* [Raw records]
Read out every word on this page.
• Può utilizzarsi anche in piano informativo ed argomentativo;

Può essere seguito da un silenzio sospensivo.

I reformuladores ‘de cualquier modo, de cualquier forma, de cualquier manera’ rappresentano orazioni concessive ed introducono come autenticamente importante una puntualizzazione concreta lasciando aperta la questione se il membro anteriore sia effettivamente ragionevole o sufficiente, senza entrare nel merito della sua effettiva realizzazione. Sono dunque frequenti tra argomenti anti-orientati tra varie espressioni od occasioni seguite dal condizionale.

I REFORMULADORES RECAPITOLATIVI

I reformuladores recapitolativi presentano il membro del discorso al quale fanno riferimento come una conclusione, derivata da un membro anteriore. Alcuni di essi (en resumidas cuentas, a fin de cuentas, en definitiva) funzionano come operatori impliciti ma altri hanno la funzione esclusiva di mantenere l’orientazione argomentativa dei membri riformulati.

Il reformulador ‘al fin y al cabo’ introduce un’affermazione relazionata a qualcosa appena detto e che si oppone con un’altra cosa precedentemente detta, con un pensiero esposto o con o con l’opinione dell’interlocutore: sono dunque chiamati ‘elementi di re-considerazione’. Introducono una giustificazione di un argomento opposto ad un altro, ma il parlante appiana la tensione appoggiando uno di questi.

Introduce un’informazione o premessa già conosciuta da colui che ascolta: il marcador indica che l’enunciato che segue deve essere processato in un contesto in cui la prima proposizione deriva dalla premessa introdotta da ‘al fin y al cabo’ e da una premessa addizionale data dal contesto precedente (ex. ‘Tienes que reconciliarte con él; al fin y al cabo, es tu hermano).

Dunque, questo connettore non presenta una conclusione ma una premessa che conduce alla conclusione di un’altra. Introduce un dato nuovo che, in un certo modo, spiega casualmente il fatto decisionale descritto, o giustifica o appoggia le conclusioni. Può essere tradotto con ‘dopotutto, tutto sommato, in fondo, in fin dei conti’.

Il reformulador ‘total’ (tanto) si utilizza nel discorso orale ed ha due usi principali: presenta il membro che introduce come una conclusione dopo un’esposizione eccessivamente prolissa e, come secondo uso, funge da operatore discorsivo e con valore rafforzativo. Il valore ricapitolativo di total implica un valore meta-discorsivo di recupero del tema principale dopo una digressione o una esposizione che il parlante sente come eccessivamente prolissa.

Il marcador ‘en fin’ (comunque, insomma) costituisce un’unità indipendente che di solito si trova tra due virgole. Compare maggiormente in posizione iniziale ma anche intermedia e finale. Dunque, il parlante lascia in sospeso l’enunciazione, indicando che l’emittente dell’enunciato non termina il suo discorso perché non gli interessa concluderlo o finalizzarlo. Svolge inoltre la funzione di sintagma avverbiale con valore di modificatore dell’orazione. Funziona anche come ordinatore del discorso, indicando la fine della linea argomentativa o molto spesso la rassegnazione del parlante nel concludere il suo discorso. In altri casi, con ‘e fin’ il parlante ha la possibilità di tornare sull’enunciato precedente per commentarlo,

* [Stated task]
Reproduce each line of the material above precisely.

* [Exercise response]
Read out every word on this page.
• Può utilizzarsi anche in piano informativo ed argomentativo;

Può essere seguito da un silenzio sospensivo.

I reformuladores ‘de cualquier modo, de cualquier forma, de cualquier manera’ rappresentano orazioni concessive ed introducono come autenticamente importante una puntualizzazione concreta lasciando aperta la questione se il membro anteriore sia effettivamente ragionevole o sufficiente, senza entrare nel merito della sua effettiva realizzazione. Sono dunque frequenti tra argomenti anti-orientati tra varie espressioni od occasioni seguite dal condizionale.

I REFORMULADORES RECAPITOLATIVI

I reformuladores recapitolativi presentano il membro del discorso al quale fanno riferimento come una conclusione, derivata da un membro anteriore. Alcuni di essi (en resumidas cuentas, a fin de cuentas, en definitiva) funzionano come operatori impliciti ma altri hanno la funzione esclusiva di mantenere l’orientazione argomentativa dei membri riformulati.

Il reformulador ‘al fin y al cabo’ introduce un’affermazione relazionata a qualcosa appena detto e che si oppone con un’altra cosa precedentemente detta, con un pensiero esposto o con o con l’opinione dell’interlocutore: sono dunque chiamati ‘elementi di re-considerazione’. Introducono una giustificazione di un argomento opposto ad un altro, ma il parlante appiana la tensione appoggiando uno di questi.

Introduce un’informazione o premessa già conosciuta da colui che ascolta: il marcador indica che l’enunciato che segue deve essere processato in un contesto in cui la prima proposizione deriva dalla premessa introdotta da ‘al fin y al cabo’ e da una premessa addizionale data dal contesto precedente (ex. ‘Tienes que reconciliarte con él; al fin y al cabo, es tu hermano).

Dunque, questo connettore non presenta una conclusione ma una premessa che conduce alla conclusione di un’altra. Introduce un dato nuovo che, in un certo modo, spiega casualmente il fatto decisionale descritto, o giustifica o appoggia le conclusioni. Può essere tradotto con ‘dopotutto, tutto sommato, in fondo, in fin dei conti’.

Il reformulador ‘total’ (tanto) si utilizza nel discorso orale ed ha due usi principali: presenta il membro che introduce come una conclusione dopo un’esposizione eccessivamente prolissa e, come secondo uso, funge da operatore discorsivo e con valore rafforzativo. Il valore ricapitolativo di total implica un valore meta-discorsivo di recupero del tema principale dopo una digressione o una esposizione che il parlante sente come eccessivamente prolissa.

Il marcador ‘en fin’ (comunque, insomma) costituisce un’unità indipendente che di solito si trova tra due virgole. Compare maggiormente in posizione iniziale ma anche intermedia e finale. Dunque, il parlante lascia in sospeso l’enunciazione, indicando che l’emittente dell’enunciato non termina il suo discorso perché non gli interessa concluderlo o finalizzarlo. Svolge inoltre la funzione di sintagma avverbiale con valore di modificatore dell’orazione. Funziona anche come ordinatore del discorso, indicando la fine della linea argomentativa o molto spesso la rassegnazione del parlante nel concludere il suo discorso. In altri casi, con ‘e fin’ il parlante ha la possibilità di tornare sull’enunciato precedente per commentarlo,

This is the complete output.